WHAT IS EXPECTED: Check every line of the material below for the string "text", and return the ones that have it.

ITEMS:
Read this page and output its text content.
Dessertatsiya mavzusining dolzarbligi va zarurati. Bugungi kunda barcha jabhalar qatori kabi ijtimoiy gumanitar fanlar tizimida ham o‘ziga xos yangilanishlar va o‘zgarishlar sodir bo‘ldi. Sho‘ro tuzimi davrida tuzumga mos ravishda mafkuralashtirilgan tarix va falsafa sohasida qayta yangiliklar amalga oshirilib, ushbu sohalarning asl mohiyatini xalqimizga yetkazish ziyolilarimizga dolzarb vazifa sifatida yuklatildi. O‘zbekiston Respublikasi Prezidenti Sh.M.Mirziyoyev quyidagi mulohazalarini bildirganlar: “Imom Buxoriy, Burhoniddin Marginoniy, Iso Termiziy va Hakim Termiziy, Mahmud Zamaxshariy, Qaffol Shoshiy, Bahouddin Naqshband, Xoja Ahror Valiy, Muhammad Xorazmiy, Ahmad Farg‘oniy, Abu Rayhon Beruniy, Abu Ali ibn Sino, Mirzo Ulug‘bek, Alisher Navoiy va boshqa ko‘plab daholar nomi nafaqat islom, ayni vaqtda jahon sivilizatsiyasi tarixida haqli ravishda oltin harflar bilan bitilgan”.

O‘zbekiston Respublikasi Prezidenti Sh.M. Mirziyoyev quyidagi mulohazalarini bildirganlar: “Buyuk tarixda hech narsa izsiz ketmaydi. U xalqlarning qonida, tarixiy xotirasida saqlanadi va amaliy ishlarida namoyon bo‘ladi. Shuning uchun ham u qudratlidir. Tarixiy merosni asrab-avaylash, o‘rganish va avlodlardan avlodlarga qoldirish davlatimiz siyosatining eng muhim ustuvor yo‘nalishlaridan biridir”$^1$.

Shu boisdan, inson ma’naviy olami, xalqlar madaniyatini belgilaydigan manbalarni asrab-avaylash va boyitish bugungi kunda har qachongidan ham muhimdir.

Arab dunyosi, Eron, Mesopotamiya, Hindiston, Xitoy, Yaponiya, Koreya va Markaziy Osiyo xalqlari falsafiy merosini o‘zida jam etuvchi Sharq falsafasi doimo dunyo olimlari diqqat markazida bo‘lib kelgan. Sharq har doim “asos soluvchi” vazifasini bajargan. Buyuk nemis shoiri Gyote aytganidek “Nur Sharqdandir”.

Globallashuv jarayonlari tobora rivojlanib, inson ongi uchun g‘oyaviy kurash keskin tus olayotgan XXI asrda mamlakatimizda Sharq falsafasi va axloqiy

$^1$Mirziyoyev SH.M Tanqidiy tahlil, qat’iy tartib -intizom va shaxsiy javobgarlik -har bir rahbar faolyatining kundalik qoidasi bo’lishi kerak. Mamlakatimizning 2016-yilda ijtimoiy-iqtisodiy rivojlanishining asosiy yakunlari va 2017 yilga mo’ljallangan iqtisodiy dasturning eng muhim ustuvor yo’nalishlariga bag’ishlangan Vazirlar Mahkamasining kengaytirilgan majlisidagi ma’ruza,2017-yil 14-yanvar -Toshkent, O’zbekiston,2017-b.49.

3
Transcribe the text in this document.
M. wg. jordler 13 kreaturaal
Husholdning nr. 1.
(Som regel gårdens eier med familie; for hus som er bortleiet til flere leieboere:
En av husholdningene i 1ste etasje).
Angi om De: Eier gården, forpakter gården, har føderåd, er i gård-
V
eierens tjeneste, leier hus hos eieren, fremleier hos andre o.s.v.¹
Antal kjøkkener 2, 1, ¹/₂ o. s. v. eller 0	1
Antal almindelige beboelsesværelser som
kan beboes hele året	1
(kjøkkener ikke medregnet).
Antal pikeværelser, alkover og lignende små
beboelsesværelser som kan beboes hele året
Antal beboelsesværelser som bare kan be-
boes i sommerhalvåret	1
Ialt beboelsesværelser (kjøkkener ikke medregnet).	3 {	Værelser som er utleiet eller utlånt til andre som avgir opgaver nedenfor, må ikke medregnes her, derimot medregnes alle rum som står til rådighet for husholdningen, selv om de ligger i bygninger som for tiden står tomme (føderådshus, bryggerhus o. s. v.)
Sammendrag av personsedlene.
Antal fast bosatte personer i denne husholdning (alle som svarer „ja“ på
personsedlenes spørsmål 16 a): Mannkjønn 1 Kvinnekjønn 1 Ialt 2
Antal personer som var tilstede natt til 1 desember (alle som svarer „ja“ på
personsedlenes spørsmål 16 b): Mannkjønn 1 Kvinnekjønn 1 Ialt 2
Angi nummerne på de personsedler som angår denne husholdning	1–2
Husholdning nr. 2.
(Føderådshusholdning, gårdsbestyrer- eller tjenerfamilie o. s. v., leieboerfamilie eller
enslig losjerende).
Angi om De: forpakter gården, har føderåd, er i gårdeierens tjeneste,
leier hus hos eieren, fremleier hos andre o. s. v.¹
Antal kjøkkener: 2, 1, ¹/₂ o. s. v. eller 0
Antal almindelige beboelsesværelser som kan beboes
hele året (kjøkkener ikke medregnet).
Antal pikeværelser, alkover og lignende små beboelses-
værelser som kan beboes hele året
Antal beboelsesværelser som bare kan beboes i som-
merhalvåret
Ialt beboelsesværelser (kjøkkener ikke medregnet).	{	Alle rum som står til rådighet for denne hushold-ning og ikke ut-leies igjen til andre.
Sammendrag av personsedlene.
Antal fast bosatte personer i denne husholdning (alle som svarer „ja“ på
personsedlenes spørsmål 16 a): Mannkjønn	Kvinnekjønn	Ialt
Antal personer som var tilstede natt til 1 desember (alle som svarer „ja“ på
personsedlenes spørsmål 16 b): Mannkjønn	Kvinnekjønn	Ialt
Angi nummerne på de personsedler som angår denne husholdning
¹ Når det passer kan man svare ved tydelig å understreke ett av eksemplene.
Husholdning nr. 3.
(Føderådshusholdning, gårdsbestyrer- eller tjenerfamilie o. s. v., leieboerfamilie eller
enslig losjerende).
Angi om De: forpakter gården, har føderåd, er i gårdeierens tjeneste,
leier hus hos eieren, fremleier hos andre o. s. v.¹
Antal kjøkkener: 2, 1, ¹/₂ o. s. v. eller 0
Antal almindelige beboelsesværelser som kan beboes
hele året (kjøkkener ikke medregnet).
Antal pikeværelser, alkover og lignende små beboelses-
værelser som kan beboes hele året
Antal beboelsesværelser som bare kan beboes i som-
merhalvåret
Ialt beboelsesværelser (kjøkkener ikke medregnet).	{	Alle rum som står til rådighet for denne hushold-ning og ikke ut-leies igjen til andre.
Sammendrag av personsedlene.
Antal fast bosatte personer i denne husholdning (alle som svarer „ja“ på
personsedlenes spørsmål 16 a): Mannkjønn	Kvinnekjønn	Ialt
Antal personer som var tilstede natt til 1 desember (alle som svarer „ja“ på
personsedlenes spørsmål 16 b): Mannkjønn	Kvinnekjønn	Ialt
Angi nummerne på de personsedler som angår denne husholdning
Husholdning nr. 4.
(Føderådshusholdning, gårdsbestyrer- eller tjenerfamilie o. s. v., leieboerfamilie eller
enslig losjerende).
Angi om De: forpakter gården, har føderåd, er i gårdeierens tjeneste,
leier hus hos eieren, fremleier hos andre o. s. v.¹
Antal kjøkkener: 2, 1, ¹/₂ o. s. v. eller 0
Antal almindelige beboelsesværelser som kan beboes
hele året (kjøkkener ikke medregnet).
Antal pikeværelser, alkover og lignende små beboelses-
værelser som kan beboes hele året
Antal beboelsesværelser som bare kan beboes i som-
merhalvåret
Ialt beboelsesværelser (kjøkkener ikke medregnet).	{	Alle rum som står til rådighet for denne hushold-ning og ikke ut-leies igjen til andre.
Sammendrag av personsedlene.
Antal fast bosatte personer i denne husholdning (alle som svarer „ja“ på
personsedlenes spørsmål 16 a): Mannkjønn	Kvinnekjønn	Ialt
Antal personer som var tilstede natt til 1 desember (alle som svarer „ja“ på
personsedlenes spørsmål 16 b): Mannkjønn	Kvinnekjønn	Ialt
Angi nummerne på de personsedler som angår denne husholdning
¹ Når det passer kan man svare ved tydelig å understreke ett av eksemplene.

FINISHED EXERCISE:
Read this page and output its text content.
Transcribe the text in this document.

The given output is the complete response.